Brief >>
Repeat the material below exactly, line for line.

◇ ◇ ◇ ◇ ◇ ◇ ◇

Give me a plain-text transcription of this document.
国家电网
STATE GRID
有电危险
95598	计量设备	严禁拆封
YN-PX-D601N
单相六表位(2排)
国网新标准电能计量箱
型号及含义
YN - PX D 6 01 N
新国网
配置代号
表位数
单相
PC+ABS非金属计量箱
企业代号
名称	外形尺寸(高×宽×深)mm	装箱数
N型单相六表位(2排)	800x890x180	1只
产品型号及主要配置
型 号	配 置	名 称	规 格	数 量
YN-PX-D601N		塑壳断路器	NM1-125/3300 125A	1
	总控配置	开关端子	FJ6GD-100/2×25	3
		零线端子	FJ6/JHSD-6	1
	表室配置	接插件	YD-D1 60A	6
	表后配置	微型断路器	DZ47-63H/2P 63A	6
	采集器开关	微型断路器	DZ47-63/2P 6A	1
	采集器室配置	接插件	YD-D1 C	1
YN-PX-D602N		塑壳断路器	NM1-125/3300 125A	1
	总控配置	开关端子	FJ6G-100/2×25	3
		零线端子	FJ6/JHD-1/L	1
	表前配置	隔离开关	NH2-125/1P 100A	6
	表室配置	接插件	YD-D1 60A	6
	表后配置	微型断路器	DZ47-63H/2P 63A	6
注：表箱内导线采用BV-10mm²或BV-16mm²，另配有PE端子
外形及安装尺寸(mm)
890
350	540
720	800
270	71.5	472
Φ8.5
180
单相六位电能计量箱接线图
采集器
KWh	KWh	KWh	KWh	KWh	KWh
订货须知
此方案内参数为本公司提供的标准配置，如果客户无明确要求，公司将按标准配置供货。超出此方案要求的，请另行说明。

◇ ◇ ◇ ◇ ◇ ◇ ◇

Problem solution >>
Give me a plain-text transcription of this document.
国家电网
STATE GRID
有电危险
95598	计量设备	严禁拆封
YN-PX-D601N
单相六表位(2排)
国网新标准电能计量箱
型号及含义
YN - PX D 6 01 N
新国网
配置代号
表位数
单相
PC+ABS非金属计量箱
企业代号
名称	外形尺寸(高×宽×深)mm	装箱数
N型单相六表位(2排)	800x890x180	1只
产品型号及主要配置
型 号	配 置	名 称	规 格	数 量
YN-PX-D601N		塑壳断路器	NM1-125/3300 125A	1
	总控配置	开关端子	FJ6GD-100/2×25	3
		零线端子	FJ6/JHSD-6	1
	表室配置	接插件	YD-D1 60A	6
	表后配置	微型断路器	DZ47-63H/2P 63A	6
	采集器开关	微型断路器	DZ47-63/2P 6A	1
	采集器室配置	接插件	YD-D1 C	1
YN-PX-D602N		塑壳断路器	NM1-125/3300 125A	1
	总控配置	开关端子	FJ6G-100/2×25	3
		零线端子	FJ6/JHD-1/L	1
	表前配置	隔离开关	NH2-125/1P 100A	6
	表室配置	接插件	YD-D1 60A	6
	表后配置	微型断路器	DZ47-63H/2P 63A	6
注：表箱内导线采用BV-10mm²或BV-16mm²，另配有PE端子
外形及安装尺寸(mm)
890
350	540
720	800
270	71.5	472
Φ8.5
180
单相六位电能计量箱接线图
采集器
KWh	KWh	KWh	KWh	KWh	KWh
订货须知
此方案内参数为本公司提供的标准配置，如果客户无明确要求，公司将按标准配置供货。超出此方案要求的，请另行说明。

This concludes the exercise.